> **PROVIDED ENTRIES**

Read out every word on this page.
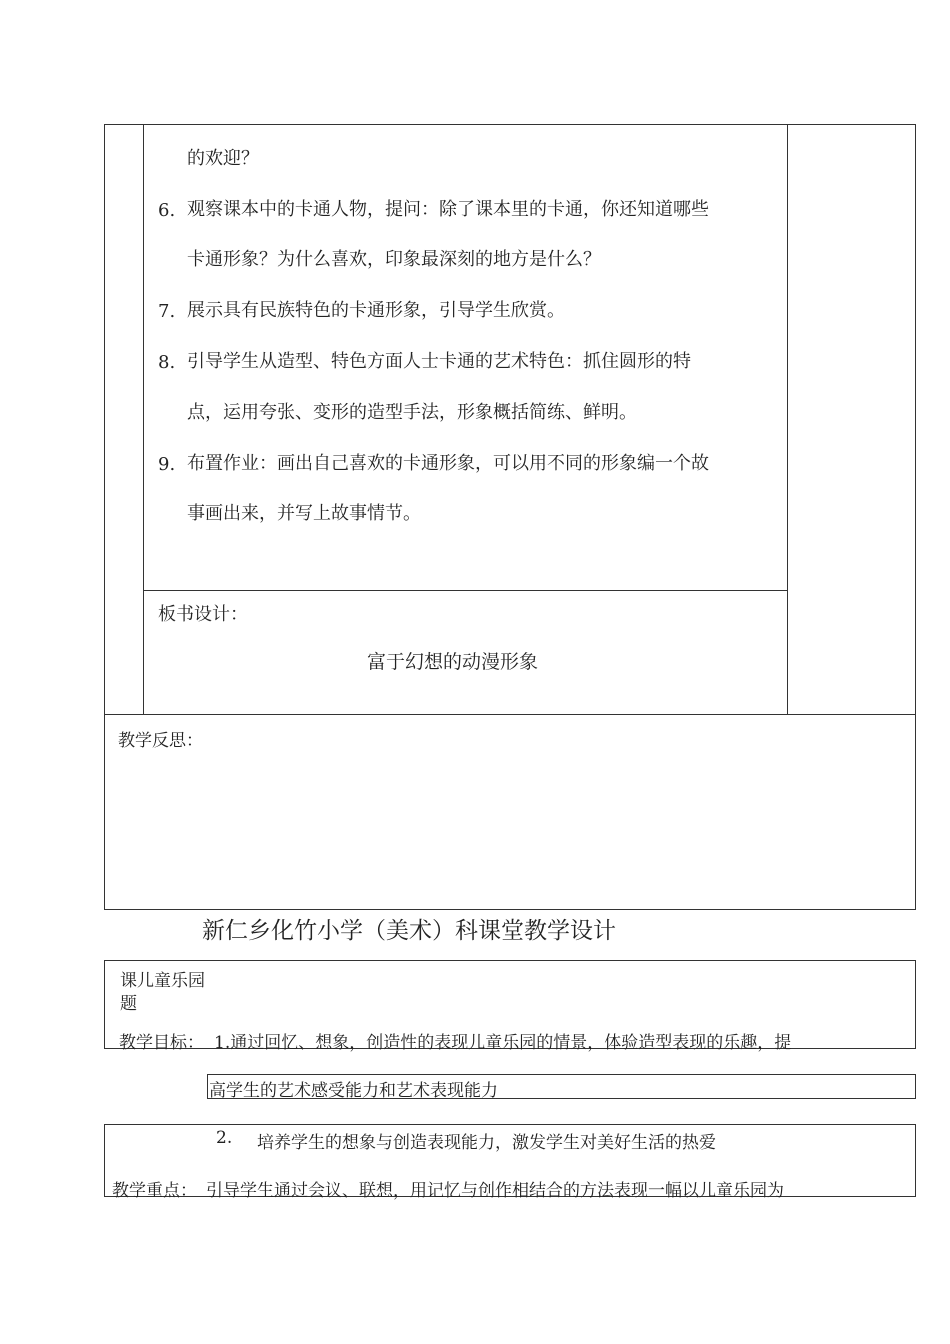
的欢迎？
6. 观察课本中的卡通人物，提问：除了课本里的卡通，你还知道哪些
卡通形象？为什么喜欢，印象最深刻的地方是什么？
7. 展示具有民族特色的卡通形象，引导学生欣赏。
8. 引导学生从造型、特色方面人士卡通的艺术特色：抓住圆形的特
点，运用夸张、变形的造型手法，形象概括简练、鲜明。
9. 布置作业：画出自己喜欢的卡通形象，可以用不同的形象编一个故
事画出来，并写上故事情节。
板书设计：
富于幻想的动漫形象
教学反思：
新仁乡化竹小学（美术）科课堂教学设计
课 儿童乐园
题
教学目标： 1.通过回忆、想象，创造性的表现儿童乐园的情景，体验造型表现的乐趣，提
高学生的艺术感受能力和艺术表现能力
2. 培养学生的想象与创造表现能力，激发学生对美好生活的热爱
教学重点： 引导学生通过会议、联想，用记忆与创作相结合的方法表现一幅以儿童乐园为
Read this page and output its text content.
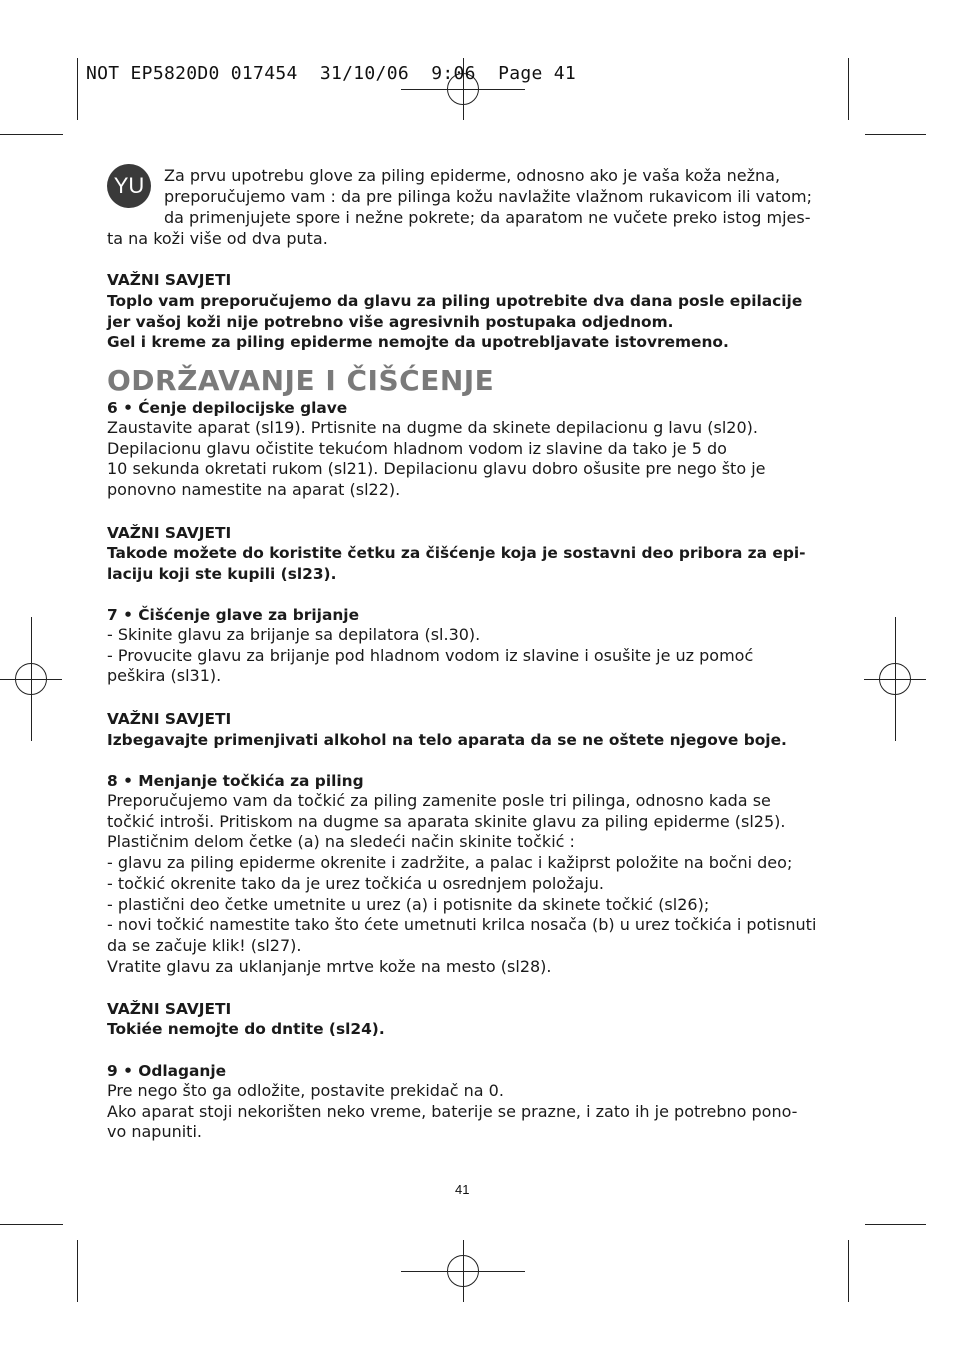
NOT EP5820D0 017454  31/10/06  9:06  Page 41
YU	Za prvu upotrebu glove za piling epiderme, odnosno ako je vaša koža nežna,

preporučujemo vam : da pre pilinga kožu navlažite vlažnom rukavicom ili vatom;

da primenjujete spore i nežne pokrete; da aparatom ne vučete preko istog mjes-

ta na koži više od dva puta.

VAŽNI SAVJETI

Toplo vam preporučujemo da glavu za piling upotrebite dva dana posle epilacije
jer vašoj koži nije potrebno više agresivnih postupaka odjednom.
Gel i kreme za piling epiderme nemojte da upotrebljavate istovremeno.

ODRŽAVANJE I ČIŠĆENJE

6 • Ćenje depilocijske glave

Zaustavite aparat (sl19). Prtisnite na dugme da skinete depilacionu g lavu (sl20).
Depilacionu glavu očistite tekućom hladnom vodom iz slavine da tako je 5 do
10 sekunda okretati rukom (sl21). Depilacionu glavu dobro ošusite pre nego što je
ponovno namestite na aparat (sl22).

VAŽNI SAVJETI

Takode možete do koristite četku za čišćenje koja je sostavni deo pribora za epi-
laciju koji ste kupili (sl23).

7 • Čišćenje glave za brijanje

- Skinite glavu za brijanje sa depilatora (sl.30).
- Provucite glavu za brijanje pod hladnom vodom iz slavine i osušite je uz pomoć
peškira (sl31).

VAŽNI SAVJETI

Izbegavajte primenjivati alkohol na telo aparata da se ne oštete njegove boje.

8 • Menjanje točkića za piling

Preporučujemo vam da točkić za piling zamenite posle tri pilinga, odnosno kada se
točkić introši. Pritiskom na dugme sa aparata skinite glavu za piling epiderme (sl25).
Plastičnim delom četke (a) na sledeći način skinite točkić :
- glavu za piling epiderme okrenite i zadržite, a palac i kažiprst položite na bočni deo;
- točkić okrenite tako da je urez točkića u osrednjem položaju.
- plastični deo četke umetnite u urez (a) i potisnite da skinete točkić (sl26);
- novi točkić namestite tako što ćete umetnuti krilca nosača (b) u urez točkića i potisnuti
da se začuje klik! (sl27).
Vratite glavu za uklanjanje mrtve kože na mesto (sl28).

VAŽNI SAVJETI

Tokiée nemojte do dntite (sl24).

9 • Odlaganje

Pre nego što ga odložite, postavite prekidač na 0.
Ako aparat stoji nekorišten neko vreme, baterije se prazne, i zato ih je potrebno pono-
vo napuniti.

41
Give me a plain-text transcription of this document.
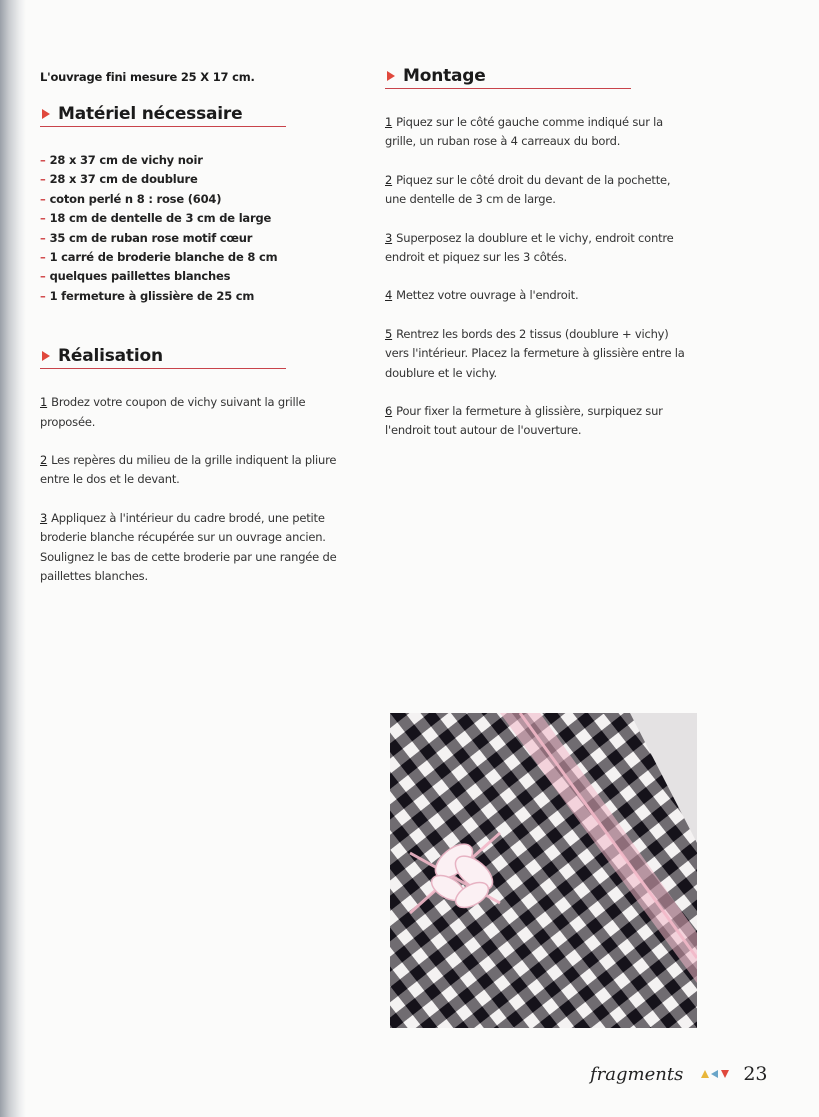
L'ouvrage fini mesure 25 X 17 cm.

Matériel nécessaire
– 28 x 37 cm de vichy noir
– 28 x 37 cm de doublure
– coton perlé n 8 : rose (604)
– 18 cm de dentelle de 3 cm de large
– 35 cm de ruban rose motif cœur
– 1 carré de broderie blanche de 8 cm
– quelques paillettes blanches
– 1 fermeture à glissière de 25 cm
Réalisation

1 Brodez votre coupon de vichy suivant la grille proposée.

2 Les repères du milieu de la grille indiquent la pliure entre le dos et le devant.

3 Appliquez à l'intérieur du cadre brodé, une petite broderie blanche récupérée sur un ouvrage ancien. Soulignez le bas de cette broderie par une rangée de paillettes blanches.

Montage

1 Piquez sur le côté gauche comme indiqué sur la grille, un ruban rose à 4 carreaux du bord.

2 Piquez sur le côté droit du devant de la pochette, une dentelle de 3 cm de large.

3 Superposez la doublure et le vichy, endroit contre endroit et piquez sur les 3 côtés.

4 Mettez votre ouvrage à l'endroit.

5 Rentrez les bords des 2 tissus (doublure + vichy) vers l'intérieur. Placez la fermeture à glissière entre la doublure et le vichy.

6 Pour fixer la fermeture à glissière, surpiquez sur l'endroit tout autour de l'ouverture.

fragments	23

> **TASK OBJECTIVE**
Your task is to repeat the material above exactly, without its pictures.

> **EXERCISE SOLUTION**
Read out every word on this page.
的欢迎？
6. 观察课本中的卡通人物，提问：除了课本里的卡通，你还知道哪些
卡通形象？为什么喜欢，印象最深刻的地方是什么？
7. 展示具有民族特色的卡通形象，引导学生欣赏。
8. 引导学生从造型、特色方面人士卡通的艺术特色：抓住圆形的特
点，运用夸张、变形的造型手法，形象概括简练、鲜明。
9. 布置作业：画出自己喜欢的卡通形象，可以用不同的形象编一个故
事画出来，并写上故事情节。
板书设计：
富于幻想的动漫形象
教学反思：
新仁乡化竹小学（美术）科课堂教学设计
课 儿童乐园
题
教学目标： 1.通过回忆、想象，创造性的表现儿童乐园的情景，体验造型表现的乐趣，提
高学生的艺术感受能力和艺术表现能力
2. 培养学生的想象与创造表现能力，激发学生对美好生活的热爱
教学重点： 引导学生通过会议、联想，用记忆与创作相结合的方法表现一幅以儿童乐园为
Read this page and output its text content.
NOT EP5820D0 017454  31/10/06  9:06  Page 41
YU	Za prvu upotrebu glove za piling epiderme, odnosno ako je vaša koža nežna,

preporučujemo vam : da pre pilinga kožu navlažite vlažnom rukavicom ili vatom;

da primenjujete spore i nežne pokrete; da aparatom ne vučete preko istog mjes-

ta na koži više od dva puta.

VAŽNI SAVJETI

Toplo vam preporučujemo da glavu za piling upotrebite dva dana posle epilacije
jer vašoj koži nije potrebno više agresivnih postupaka odjednom.
Gel i kreme za piling epiderme nemojte da upotrebljavate istovremeno.

ODRŽAVANJE I ČIŠĆENJE

6 • Ćenje depilocijske glave

Zaustavite aparat (sl19). Prtisnite na dugme da skinete depilacionu g lavu (sl20).
Depilacionu glavu očistite tekućom hladnom vodom iz slavine da tako je 5 do
10 sekunda okretati rukom (sl21). Depilacionu glavu dobro ošusite pre nego što je
ponovno namestite na aparat (sl22).

VAŽNI SAVJETI

Takode možete do koristite četku za čišćenje koja je sostavni deo pribora za epi-
laciju koji ste kupili (sl23).

7 • Čišćenje glave za brijanje

- Skinite glavu za brijanje sa depilatora (sl.30).
- Provucite glavu za brijanje pod hladnom vodom iz slavine i osušite je uz pomoć
peškira (sl31).

VAŽNI SAVJETI

Izbegavajte primenjivati alkohol na telo aparata da se ne oštete njegove boje.

8 • Menjanje točkića za piling

Preporučujemo vam da točkić za piling zamenite posle tri pilinga, odnosno kada se
točkić introši. Pritiskom na dugme sa aparata skinite glavu za piling epiderme (sl25).
Plastičnim delom četke (a) na sledeći način skinite točkić :
- glavu za piling epiderme okrenite i zadržite, a palac i kažiprst položite na bočni deo;
- točkić okrenite tako da je urez točkića u osrednjem položaju.
- plastični deo četke umetnite u urez (a) i potisnite da skinete točkić (sl26);
- novi točkić namestite tako što ćete umetnuti krilca nosača (b) u urez točkića i potisnuti
da se začuje klik! (sl27).
Vratite glavu za uklanjanje mrtve kože na mesto (sl28).

VAŽNI SAVJETI

Tokiée nemojte do dntite (sl24).

9 • Odlaganje

Pre nego što ga odložite, postavite prekidač na 0.
Ako aparat stoji nekorišten neko vreme, baterije se prazne, i zato ih je potrebno pono-
vo napuniti.

41
Give me a plain-text transcription of this document.
L'ouvrage fini mesure 25 X 17 cm.

Matériel nécessaire
– 28 x 37 cm de vichy noir
– 28 x 37 cm de doublure
– coton perlé n 8 : rose (604)
– 18 cm de dentelle de 3 cm de large
– 35 cm de ruban rose motif cœur
– 1 carré de broderie blanche de 8 cm
– quelques paillettes blanches
– 1 fermeture à glissière de 25 cm
Réalisation

1 Brodez votre coupon de vichy suivant la grille proposée.

2 Les repères du milieu de la grille indiquent la pliure entre le dos et le devant.

3 Appliquez à l'intérieur du cadre brodé, une petite broderie blanche récupérée sur un ouvrage ancien. Soulignez le bas de cette broderie par une rangée de paillettes blanches.

Montage

1 Piquez sur le côté gauche comme indiqué sur la grille, un ruban rose à 4 carreaux du bord.

2 Piquez sur le côté droit du devant de la pochette, une dentelle de 3 cm de large.

3 Superposez la doublure et le vichy, endroit contre endroit et piquez sur les 3 côtés.

4 Mettez votre ouvrage à l'endroit.

5 Rentrez les bords des 2 tissus (doublure + vichy) vers l'intérieur. Placez la fermeture à glissière entre la doublure et le vichy.

6 Pour fixer la fermeture à glissière, surpiquez sur l'endroit tout autour de l'ouverture.

fragments	23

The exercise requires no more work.